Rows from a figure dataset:
-- begin --

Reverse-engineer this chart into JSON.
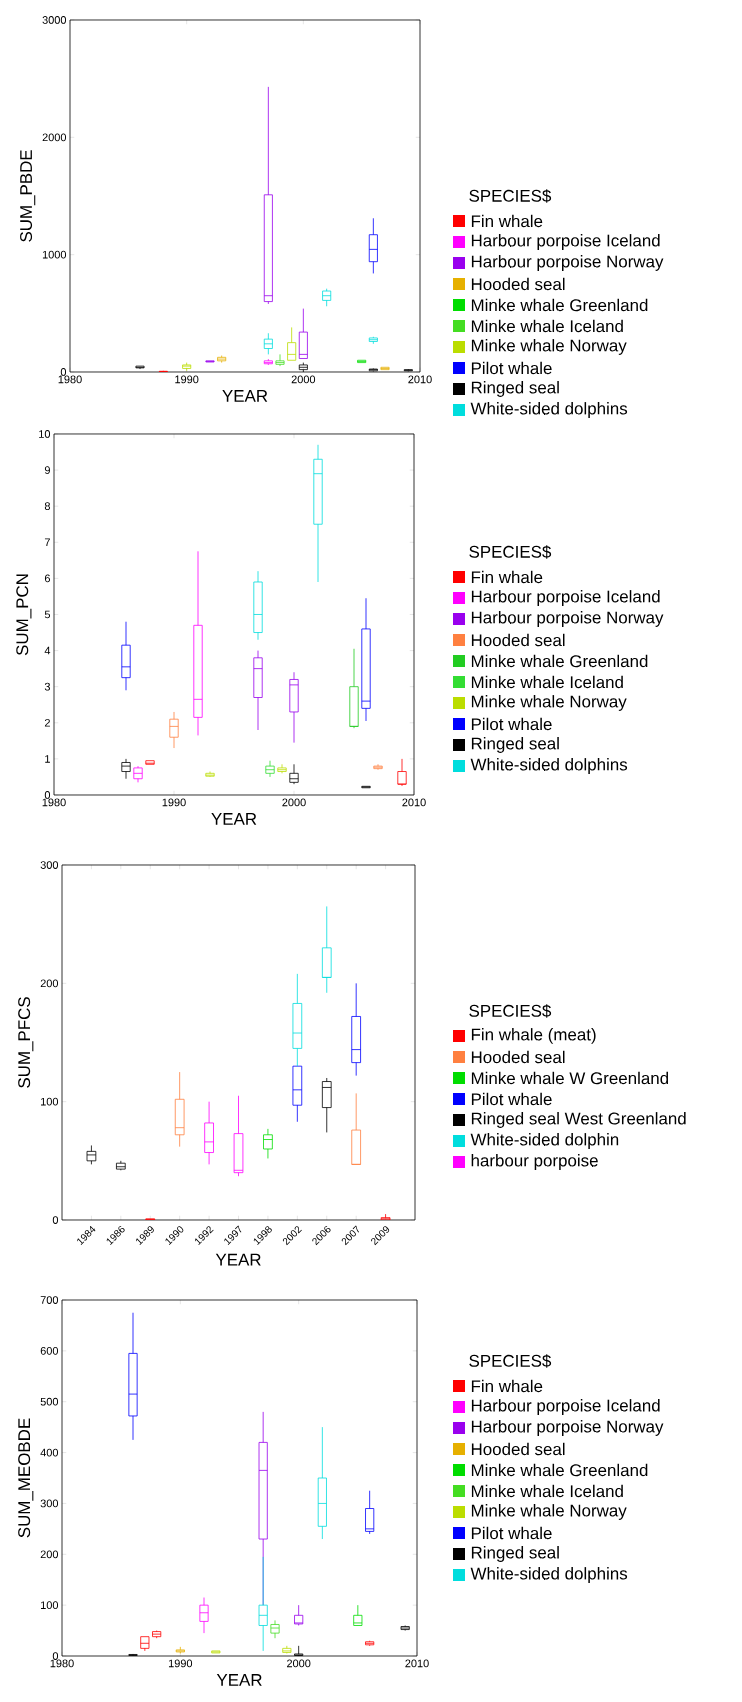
{
  "chart_data": [
    {
      "type": "box",
      "xlabel": "YEAR",
      "ylabel": "SUM_PBDE",
      "legend_title": "SPECIES$",
      "legend": "right",
      "xlim": [
        1980,
        2010
      ],
      "xticks": [
        1980,
        1990,
        2000,
        2010
      ],
      "ylim": [
        0,
        3000
      ],
      "yticks": [
        0,
        1000,
        2000,
        3000
      ],
      "series": [
        {
          "name": "Fin whale",
          "color": "#ff0000",
          "x": [
            1988
          ],
          "boxes": [
            {
              "low": 0,
              "q1": 2,
              "median": 4,
              "q3": 6,
              "high": 10
            }
          ]
        },
        {
          "name": "Harbour porpoise Iceland",
          "color": "#ff00ff",
          "x": [
            1997
          ],
          "boxes": [
            {
              "low": 60,
              "q1": 70,
              "median": 80,
              "q3": 95,
              "high": 110
            }
          ]
        },
        {
          "name": "Harbour porpoise Norway",
          "color": "#9900ee",
          "x": [
            1992,
            1997,
            2000
          ],
          "boxes": [
            {
              "low": 85,
              "q1": 85,
              "median": 90,
              "q3": 95,
              "high": 95
            },
            {
              "low": 580,
              "q1": 600,
              "median": 650,
              "q3": 1510,
              "high": 2430
            },
            {
              "low": 115,
              "q1": 115,
              "median": 150,
              "q3": 340,
              "high": 540
            }
          ]
        },
        {
          "name": "Hooded seal",
          "color": "#e6b000",
          "x": [
            1993,
            2007
          ],
          "boxes": [
            {
              "low": 80,
              "q1": 95,
              "median": 110,
              "q3": 125,
              "high": 140
            },
            {
              "low": 20,
              "q1": 20,
              "median": 30,
              "q3": 40,
              "high": 40
            }
          ]
        },
        {
          "name": "Minke whale Greenland",
          "color": "#00dd00",
          "x": [
            2005
          ],
          "boxes": [
            {
              "low": 80,
              "q1": 80,
              "median": 90,
              "q3": 100,
              "high": 100
            }
          ]
        },
        {
          "name": "Minke whale Iceland",
          "color": "#44dd22",
          "x": [
            1998
          ],
          "boxes": [
            {
              "low": 50,
              "q1": 65,
              "median": 80,
              "q3": 95,
              "high": 150
            }
          ]
        },
        {
          "name": "Minke whale Norway",
          "color": "#bbdd00",
          "x": [
            1990,
            1999
          ],
          "boxes": [
            {
              "low": 10,
              "q1": 30,
              "median": 50,
              "q3": 60,
              "high": 80
            },
            {
              "low": 100,
              "q1": 100,
              "median": 150,
              "q3": 250,
              "high": 380
            }
          ]
        },
        {
          "name": "Pilot whale",
          "color": "#0000ff",
          "x": [
            2006
          ],
          "boxes": [
            {
              "low": 840,
              "q1": 940,
              "median": 1045,
              "q3": 1170,
              "high": 1310
            }
          ]
        },
        {
          "name": "Ringed seal",
          "color": "#000000",
          "x": [
            1986,
            2000,
            2006,
            2009
          ],
          "boxes": [
            {
              "low": 25,
              "q1": 35,
              "median": 40,
              "q3": 50,
              "high": 50
            },
            {
              "low": 0,
              "q1": 20,
              "median": 40,
              "q3": 60,
              "high": 80
            },
            {
              "low": 5,
              "q1": 10,
              "median": 20,
              "q3": 25,
              "high": 30
            },
            {
              "low": 5,
              "q1": 10,
              "median": 15,
              "q3": 20,
              "high": 25
            }
          ]
        },
        {
          "name": "White-sided  dolphins",
          "color": "#00dddd",
          "x": [
            1997,
            2002,
            2006
          ],
          "boxes": [
            {
              "low": 150,
              "q1": 200,
              "median": 240,
              "q3": 280,
              "high": 330
            },
            {
              "low": 560,
              "q1": 610,
              "median": 650,
              "q3": 690,
              "high": 710
            },
            {
              "low": 240,
              "q1": 260,
              "median": 275,
              "q3": 290,
              "high": 300
            }
          ]
        }
      ]
    },
    {
      "type": "box",
      "xlabel": "YEAR",
      "ylabel": "SUM_PCN",
      "legend_title": "SPECIES$",
      "legend": "right",
      "xlim": [
        1980,
        2010
      ],
      "xticks": [
        1980,
        1990,
        2000,
        2010
      ],
      "ylim": [
        0,
        10
      ],
      "yticks": [
        0,
        1,
        2,
        3,
        4,
        5,
        6,
        7,
        8,
        9,
        10
      ],
      "series": [
        {
          "name": "Fin whale",
          "color": "#ff0000",
          "x": [
            1988,
            2009
          ],
          "boxes": [
            {
              "low": 0.85,
              "q1": 0.85,
              "median": 0.88,
              "q3": 0.95,
              "high": 0.95
            },
            {
              "low": 0.25,
              "q1": 0.3,
              "median": 0.3,
              "q3": 0.65,
              "high": 1.0
            }
          ]
        },
        {
          "name": "Harbour porpoise Iceland",
          "color": "#ff00ff",
          "x": [
            1987,
            1992
          ],
          "boxes": [
            {
              "low": 0.35,
              "q1": 0.45,
              "median": 0.6,
              "q3": 0.75,
              "high": 0.8
            },
            {
              "low": 1.65,
              "q1": 2.15,
              "median": 2.65,
              "q3": 4.7,
              "high": 6.75
            }
          ]
        },
        {
          "name": "Harbour porpoise Norway",
          "color": "#9900ee",
          "x": [
            1997,
            2000
          ],
          "boxes": [
            {
              "low": 1.8,
              "q1": 2.7,
              "median": 3.5,
              "q3": 3.8,
              "high": 4.0
            },
            {
              "low": 1.45,
              "q1": 2.3,
              "median": 3.05,
              "q3": 3.2,
              "high": 3.4
            }
          ]
        },
        {
          "name": "Hooded seal",
          "color": "#ff8040",
          "x": [
            1990,
            2007
          ],
          "boxes": [
            {
              "low": 1.3,
              "q1": 1.6,
              "median": 1.9,
              "q3": 2.1,
              "high": 2.3
            },
            {
              "low": 0.7,
              "q1": 0.73,
              "median": 0.77,
              "q3": 0.8,
              "high": 0.85
            }
          ]
        },
        {
          "name": "Minke whale Greenland",
          "color": "#22cc22",
          "x": [
            2005
          ],
          "boxes": [
            {
              "low": 1.85,
              "q1": 1.9,
              "median": 1.9,
              "q3": 3.0,
              "high": 4.05
            }
          ]
        },
        {
          "name": "Minke whale Iceland",
          "color": "#33dd33",
          "x": [
            1998
          ],
          "boxes": [
            {
              "low": 0.5,
              "q1": 0.6,
              "median": 0.7,
              "q3": 0.8,
              "high": 0.95
            }
          ]
        },
        {
          "name": "Minke whale Norway",
          "color": "#bbdd00",
          "x": [
            1993,
            1999
          ],
          "boxes": [
            {
              "low": 0.5,
              "q1": 0.52,
              "median": 0.55,
              "q3": 0.6,
              "high": 0.65
            },
            {
              "low": 0.6,
              "q1": 0.65,
              "median": 0.7,
              "q3": 0.75,
              "high": 0.85
            }
          ]
        },
        {
          "name": "Pilot whale",
          "color": "#0000ff",
          "x": [
            1986,
            2006
          ],
          "boxes": [
            {
              "low": 2.9,
              "q1": 3.25,
              "median": 3.55,
              "q3": 4.15,
              "high": 4.8
            },
            {
              "low": 2.05,
              "q1": 2.4,
              "median": 2.6,
              "q3": 4.6,
              "high": 5.45
            }
          ]
        },
        {
          "name": "Ringed seal",
          "color": "#000000",
          "x": [
            1986,
            2000,
            2006
          ],
          "boxes": [
            {
              "low": 0.45,
              "q1": 0.65,
              "median": 0.8,
              "q3": 0.9,
              "high": 1.0
            },
            {
              "low": 0.3,
              "q1": 0.35,
              "median": 0.45,
              "q3": 0.6,
              "high": 0.85
            },
            {
              "low": 0.2,
              "q1": 0.2,
              "median": 0.22,
              "q3": 0.24,
              "high": 0.24
            }
          ]
        },
        {
          "name": "White-sided  dolphins",
          "color": "#00dddd",
          "x": [
            1997,
            2002
          ],
          "boxes": [
            {
              "low": 4.3,
              "q1": 4.5,
              "median": 5.0,
              "q3": 5.9,
              "high": 6.2
            },
            {
              "low": 5.9,
              "q1": 7.5,
              "median": 8.9,
              "q3": 9.3,
              "high": 9.7
            }
          ]
        }
      ]
    },
    {
      "type": "box",
      "xlabel": "YEAR",
      "ylabel": "SUM_PFCS",
      "legend_title": "SPECIES$",
      "legend": "right",
      "categories": [
        "1984",
        "1986",
        "1989",
        "1990",
        "1992",
        "1997",
        "1998",
        "2002",
        "2006",
        "2007",
        "2009"
      ],
      "ylim": [
        0,
        300
      ],
      "yticks": [
        0,
        100,
        200,
        300
      ],
      "series": [
        {
          "name": "Fin whale (meat)",
          "color": "#ff0000",
          "boxes": [
            null,
            null,
            {
              "low": 0,
              "q1": 0,
              "median": 0.5,
              "q3": 1,
              "high": 1
            },
            null,
            null,
            null,
            null,
            null,
            null,
            null,
            {
              "low": 0,
              "q1": 0,
              "median": 1,
              "q3": 2,
              "high": 5
            }
          ]
        },
        {
          "name": "Hooded seal",
          "color": "#ff8040",
          "boxes": [
            null,
            null,
            null,
            {
              "low": 62,
              "q1": 72,
              "median": 78,
              "q3": 102,
              "high": 125
            },
            null,
            null,
            null,
            null,
            null,
            {
              "low": 47,
              "q1": 47,
              "median": 47,
              "q3": 76,
              "high": 107
            },
            null
          ]
        },
        {
          "name": "Minke whale W Greenland",
          "color": "#00dd00",
          "boxes": [
            null,
            null,
            null,
            null,
            null,
            null,
            {
              "low": 52,
              "q1": 60,
              "median": 68,
              "q3": 72,
              "high": 77
            },
            null,
            null,
            null,
            null
          ]
        },
        {
          "name": "Pilot whale",
          "color": "#0000ff",
          "boxes": [
            null,
            null,
            null,
            null,
            null,
            null,
            null,
            {
              "low": 83,
              "q1": 97,
              "median": 110,
              "q3": 130,
              "high": 130
            },
            null,
            {
              "low": 122,
              "q1": 133,
              "median": 144,
              "q3": 172,
              "high": 200
            },
            null
          ]
        },
        {
          "name": "Ringed seal West Greenland",
          "color": "#000000",
          "boxes": [
            {
              "low": 47,
              "q1": 50,
              "median": 55,
              "q3": 58,
              "high": 63
            },
            {
              "low": 42,
              "q1": 43,
              "median": 45,
              "q3": 48,
              "high": 50
            },
            null,
            null,
            null,
            null,
            null,
            null,
            {
              "low": 74,
              "q1": 95,
              "median": 112,
              "q3": 117,
              "high": 120
            },
            null,
            null
          ]
        },
        {
          "name": "White-sided dolphin",
          "color": "#00dddd",
          "boxes": [
            null,
            null,
            null,
            null,
            null,
            null,
            null,
            {
              "low": 130,
              "q1": 145,
              "median": 158,
              "q3": 183,
              "high": 208
            },
            {
              "low": 192,
              "q1": 205,
              "median": 205,
              "q3": 230,
              "high": 265
            },
            null,
            null
          ]
        },
        {
          "name": "harbour porpoise",
          "color": "#ff00ff",
          "boxes": [
            null,
            null,
            null,
            null,
            {
              "low": 47,
              "q1": 57,
              "median": 66,
              "q3": 82,
              "high": 100
            },
            {
              "low": 37,
              "q1": 40,
              "median": 42,
              "q3": 73,
              "high": 105
            },
            null,
            null,
            null,
            null,
            null
          ]
        }
      ]
    },
    {
      "type": "box",
      "xlabel": "YEAR",
      "ylabel": "SUM_MEOBDE",
      "legend_title": "SPECIES$",
      "legend": "right",
      "xlim": [
        1980,
        2010
      ],
      "xticks": [
        1980,
        1990,
        2000,
        2010
      ],
      "ylim": [
        0,
        700
      ],
      "yticks": [
        0,
        100,
        200,
        300,
        400,
        500,
        600,
        700
      ],
      "series": [
        {
          "name": "Fin whale",
          "color": "#ff0000",
          "x": [
            1987,
            1988,
            2006
          ],
          "boxes": [
            {
              "low": 10,
              "q1": 15,
              "median": 25,
              "q3": 38,
              "high": 38
            },
            {
              "low": 35,
              "q1": 38,
              "median": 43,
              "q3": 48,
              "high": 50
            },
            {
              "low": 20,
              "q1": 22,
              "median": 25,
              "q3": 28,
              "high": 30
            }
          ]
        },
        {
          "name": "Harbour porpoise Iceland",
          "color": "#ff00ff",
          "x": [
            1992
          ],
          "boxes": [
            {
              "low": 45,
              "q1": 68,
              "median": 85,
              "q3": 100,
              "high": 115
            }
          ]
        },
        {
          "name": "Harbour porpoise Norway",
          "color": "#9900ee",
          "x": [
            1997,
            2000
          ],
          "boxes": [
            {
              "low": 100,
              "q1": 230,
              "median": 365,
              "q3": 420,
              "high": 480
            },
            {
              "low": 60,
              "q1": 63,
              "median": 65,
              "q3": 80,
              "high": 100
            }
          ]
        },
        {
          "name": "Hooded seal",
          "color": "#e6b000",
          "x": [
            1990
          ],
          "boxes": [
            {
              "low": 5,
              "q1": 8,
              "median": 10,
              "q3": 12,
              "high": 18
            }
          ]
        },
        {
          "name": "Minke whale Greenland",
          "color": "#00dd00",
          "x": [
            2005
          ],
          "boxes": [
            {
              "low": 60,
              "q1": 60,
              "median": 65,
              "q3": 80,
              "high": 100
            }
          ]
        },
        {
          "name": "Minke whale Iceland",
          "color": "#44dd22",
          "x": [
            1998
          ],
          "boxes": [
            {
              "low": 35,
              "q1": 45,
              "median": 55,
              "q3": 62,
              "high": 70
            }
          ]
        },
        {
          "name": "Minke whale Norway",
          "color": "#bbdd00",
          "x": [
            1993,
            1999
          ],
          "boxes": [
            {
              "low": 6,
              "q1": 6,
              "median": 8,
              "q3": 10,
              "high": 10
            },
            {
              "low": 5,
              "q1": 7,
              "median": 10,
              "q3": 15,
              "high": 20
            }
          ]
        },
        {
          "name": "Pilot whale",
          "color": "#0000ff",
          "x": [
            1986,
            2006
          ],
          "boxes": [
            {
              "low": 425,
              "q1": 472,
              "median": 515,
              "q3": 595,
              "high": 675
            },
            {
              "low": 240,
              "q1": 245,
              "median": 250,
              "q3": 290,
              "high": 325
            }
          ]
        },
        {
          "name": "Ringed seal",
          "color": "#000000",
          "x": [
            1986,
            2000,
            2009
          ],
          "boxes": [
            {
              "low": 0,
              "q1": 1,
              "median": 2,
              "q3": 3,
              "high": 4
            },
            {
              "low": 0,
              "q1": 1,
              "median": 2,
              "q3": 4,
              "high": 20
            },
            {
              "low": 50,
              "q1": 52,
              "median": 55,
              "q3": 58,
              "high": 60
            }
          ]
        },
        {
          "name": "White-sided  dolphins",
          "color": "#00dddd",
          "x": [
            1997,
            2002
          ],
          "boxes": [
            {
              "low": 10,
              "q1": 60,
              "median": 80,
              "q3": 100,
              "high": 195
            },
            {
              "low": 230,
              "q1": 255,
              "median": 300,
              "q3": 350,
              "high": 450
            }
          ]
        }
      ]
    }
  ]
}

-- end --

**What needs to be done**
From the entries above, copy out every line where the string "ylabel" appears.

**Task result**
      "ylabel": "SUM_PBDE",
      "ylabel": "SUM_PCN",
      "ylabel": "SUM_PFCS",
      "ylabel": "SUM_MEOBDE",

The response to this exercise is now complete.